Stated problem
Scan the listing below and copy every line holding "data".

Material for this task
────────
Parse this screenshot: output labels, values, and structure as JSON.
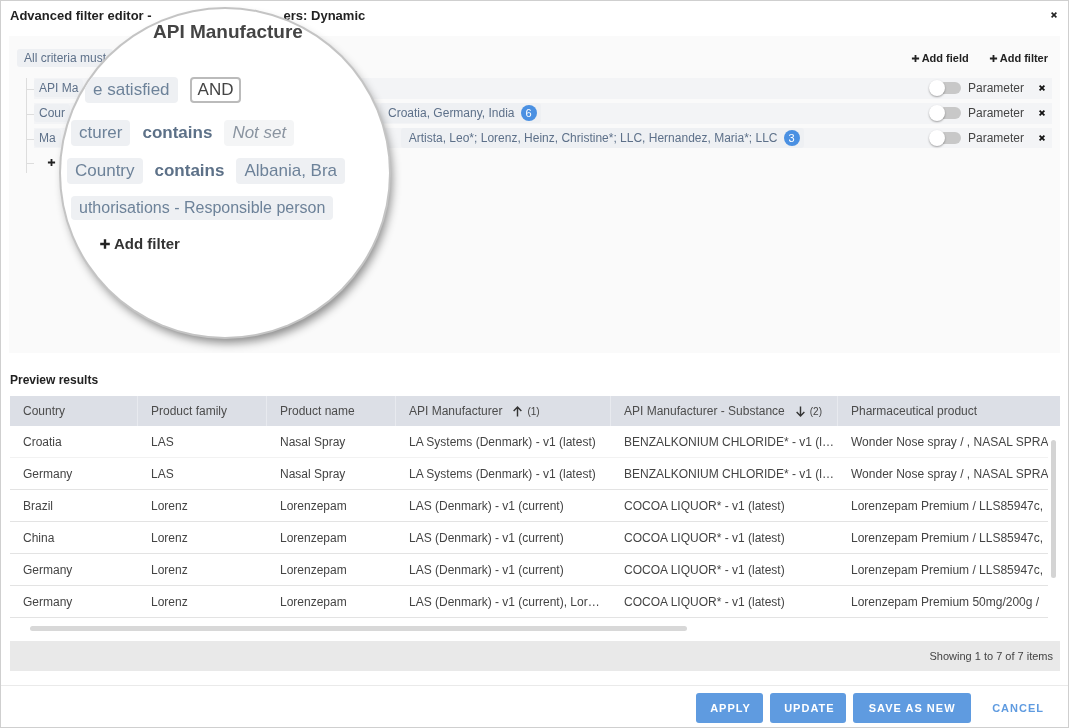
{
  "window": {
    "title_parts": [
      "Advanced filter editor -",
      "ers: Dynamic"
    ]
  },
  "filter": {
    "criteria": "All criteria must",
    "actions": [
      {
        "label": "Add field"
      },
      {
        "label": "Add filter"
      }
    ],
    "rows": [
      {
        "field": "API Ma",
        "parameter": "Parameter",
        "parameter_on": false
      },
      {
        "field": "Cour",
        "value": "Croatia, Germany, India",
        "count": "6",
        "parameter": "Parameter",
        "parameter_on": false
      },
      {
        "field": "Ma",
        "value": "Artista, Leo*; Lorenz, Heinz, Christine*; LLC, Hernandez, Maria*; LLC",
        "count": "3",
        "parameter": "Parameter",
        "parameter_on": false
      }
    ]
  },
  "magnifier": {
    "heading": "API Manufacture",
    "criteria": "e satisfied",
    "operator": "AND",
    "rows": [
      {
        "field": "cturer",
        "op": "contains",
        "value": "Not set",
        "kind": "placeholder"
      },
      {
        "field": "Country",
        "op": "contains",
        "value": "Albania, Bra",
        "kind": "text"
      },
      {
        "field": "uthorisations - Responsible person"
      }
    ],
    "add": "Add filter"
  },
  "preview": {
    "title": "Preview results",
    "columns": [
      {
        "label": "Country"
      },
      {
        "label": "Product family"
      },
      {
        "label": "Product name"
      },
      {
        "label": "API Manufacturer",
        "sorted": true,
        "descending": false,
        "sort_order": "(1)"
      },
      {
        "label": "API Manufacturer - Substance",
        "sorted": true,
        "descending": true,
        "sort_order": "(2)"
      },
      {
        "label": "Pharmaceutical product"
      }
    ],
    "rows": [
      [
        "Croatia",
        "LAS",
        "Nasal Spray",
        "LA Systems (Denmark) - v1 (latest)",
        "BENZALKONIUM CHLORIDE* - v1 (l…",
        "Wonder Nose spray / , NASAL SPRA"
      ],
      [
        "Germany",
        "LAS",
        "Nasal Spray",
        "LA Systems (Denmark) - v1 (latest)",
        "BENZALKONIUM CHLORIDE* - v1 (l…",
        "Wonder Nose spray / , NASAL SPRA"
      ],
      [
        "Brazil",
        "Lorenz",
        "Lorenzepam",
        "LAS (Denmark) - v1 (current)",
        "COCOA LIQUOR* - v1 (latest)",
        "Lorenzepam Premium / LLS85947c,"
      ],
      [
        "China",
        "Lorenz",
        "Lorenzepam",
        "LAS (Denmark) - v1 (current)",
        "COCOA LIQUOR* - v1 (latest)",
        "Lorenzepam Premium / LLS85947c,"
      ],
      [
        "Germany",
        "Lorenz",
        "Lorenzepam",
        "LAS (Denmark) - v1 (current)",
        "COCOA LIQUOR* - v1 (latest)",
        "Lorenzepam Premium / LLS85947c,"
      ],
      [
        "Germany",
        "Lorenz",
        "Lorenzepam",
        "LAS (Denmark) - v1 (current), Lor…",
        "COCOA LIQUOR* - v1 (latest)",
        "Lorenzepam Premium 50mg/200g /"
      ]
    ],
    "status": "Showing 1 to 7 of 7 items"
  },
  "buttons": [
    {
      "label": "APPLY",
      "kind": "primary"
    },
    {
      "label": "UPDATE",
      "kind": "primary"
    },
    {
      "label": "SAVE AS NEW",
      "kind": "primary"
    },
    {
      "label": "CANCEL",
      "kind": "link"
    }
  ]
}
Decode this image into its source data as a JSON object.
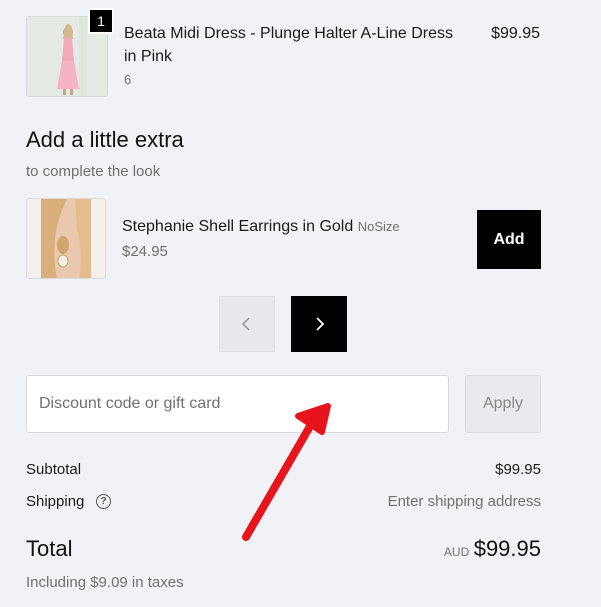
{
  "line_item": {
    "quantity": "1",
    "title_line1": "Beata Midi Dress - Plunge Halter A-Line Dress",
    "title_line2": "in Pink",
    "variant": "6",
    "price": "$99.95",
    "image_icon": "pink-dress-photo"
  },
  "upsell": {
    "heading": "Add a little extra",
    "subheading": "to complete the look",
    "product_name": "Stephanie Shell Earrings in Gold",
    "size": "NoSize",
    "price": "$24.95",
    "add_label": "Add",
    "image_icon": "earrings-photo"
  },
  "carousel": {
    "prev_icon": "chevron-left-icon",
    "next_icon": "chevron-right-icon"
  },
  "discount": {
    "placeholder": "Discount code or gift card",
    "apply_label": "Apply"
  },
  "summary": {
    "subtotal_label": "Subtotal",
    "subtotal_value": "$99.95",
    "shipping_label": "Shipping",
    "shipping_value": "Enter shipping address",
    "help_glyph": "?",
    "total_label": "Total",
    "currency": "AUD",
    "total_value": "$99.95",
    "taxes_note": "Including $9.09 in taxes"
  },
  "annotation": {
    "arrow_color": "#e8141c"
  }
}
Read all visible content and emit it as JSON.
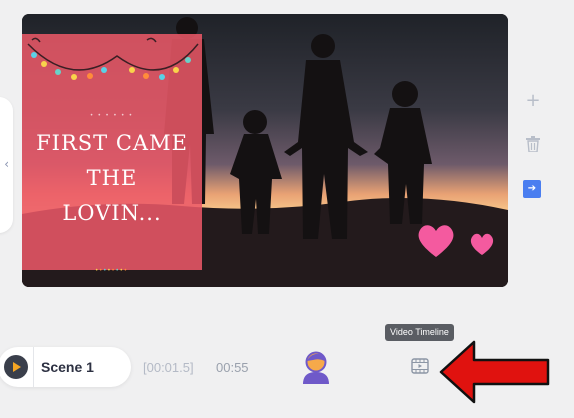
{
  "canvas": {
    "quote_lines": [
      "FIRST CAME",
      "THE",
      "LOVIN..."
    ]
  },
  "toolbar_right": {
    "add_icon": "plus-icon",
    "delete_icon": "trash-icon",
    "next_icon": "arrow-right-icon"
  },
  "timeline": {
    "scene_label": "Scene 1",
    "current_time": "[00:01.5]",
    "total_duration": "00:55",
    "tooltip": "Video Timeline"
  },
  "colors": {
    "accent": "#4a7ef0",
    "card": "#ec5868",
    "annotation": "#e0120f"
  }
}
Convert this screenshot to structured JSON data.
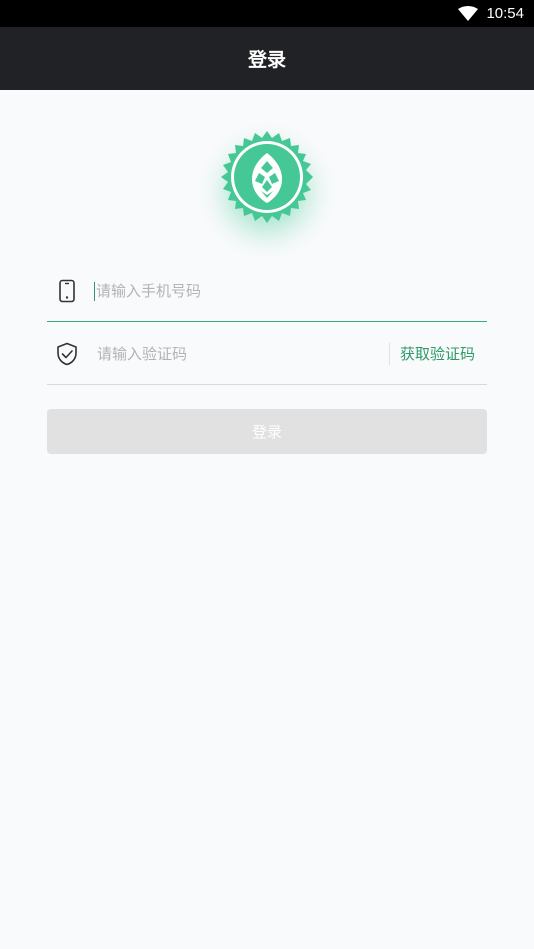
{
  "status_bar": {
    "time": "10:54",
    "wifi_icon": "wifi-icon"
  },
  "header": {
    "title": "登录"
  },
  "logo": {
    "icon": "hop-logo-icon",
    "color": "#46c896"
  },
  "phone_field": {
    "icon": "phone-icon",
    "placeholder": "请输入手机号码"
  },
  "code_field": {
    "icon": "shield-check-icon",
    "placeholder": "请输入验证码",
    "get_code_label": "获取验证码"
  },
  "login_button": {
    "label": "登录"
  },
  "colors": {
    "accent": "#2e9a66",
    "header_bg": "#212226",
    "button_disabled": "#e1e1e1"
  }
}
────────
Written reply
Decode this image into its source data as a JSON object.
Convert this screenshot to structured JSON data.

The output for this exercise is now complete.